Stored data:
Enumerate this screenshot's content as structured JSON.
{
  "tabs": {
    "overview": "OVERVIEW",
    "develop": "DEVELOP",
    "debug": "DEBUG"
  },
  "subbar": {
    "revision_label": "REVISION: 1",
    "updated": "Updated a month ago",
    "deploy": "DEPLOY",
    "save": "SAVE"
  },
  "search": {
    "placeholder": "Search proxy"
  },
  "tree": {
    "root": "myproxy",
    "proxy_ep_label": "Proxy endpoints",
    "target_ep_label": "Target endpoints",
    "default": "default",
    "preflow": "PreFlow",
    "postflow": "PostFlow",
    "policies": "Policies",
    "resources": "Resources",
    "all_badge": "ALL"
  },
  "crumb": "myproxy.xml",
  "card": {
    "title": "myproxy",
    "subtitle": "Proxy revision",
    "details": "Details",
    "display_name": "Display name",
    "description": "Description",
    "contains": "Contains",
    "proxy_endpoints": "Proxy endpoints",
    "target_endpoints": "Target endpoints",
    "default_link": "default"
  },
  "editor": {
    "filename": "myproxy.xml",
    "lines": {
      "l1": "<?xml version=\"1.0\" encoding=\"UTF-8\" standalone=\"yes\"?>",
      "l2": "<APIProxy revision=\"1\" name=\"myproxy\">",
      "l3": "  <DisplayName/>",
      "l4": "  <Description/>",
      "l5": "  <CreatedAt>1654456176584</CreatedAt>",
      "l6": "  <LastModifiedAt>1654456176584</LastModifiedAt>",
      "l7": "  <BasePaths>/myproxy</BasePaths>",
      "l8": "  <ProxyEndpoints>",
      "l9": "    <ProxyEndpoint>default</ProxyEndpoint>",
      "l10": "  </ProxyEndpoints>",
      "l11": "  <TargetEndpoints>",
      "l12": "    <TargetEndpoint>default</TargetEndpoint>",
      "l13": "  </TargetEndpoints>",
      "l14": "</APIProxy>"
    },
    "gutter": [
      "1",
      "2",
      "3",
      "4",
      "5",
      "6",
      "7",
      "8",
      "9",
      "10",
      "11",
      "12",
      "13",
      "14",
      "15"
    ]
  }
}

• **Problem to work on**: Using the data above, say how many lines include "myproxy". No other reply is needed.

• **Result of the exercise**: 6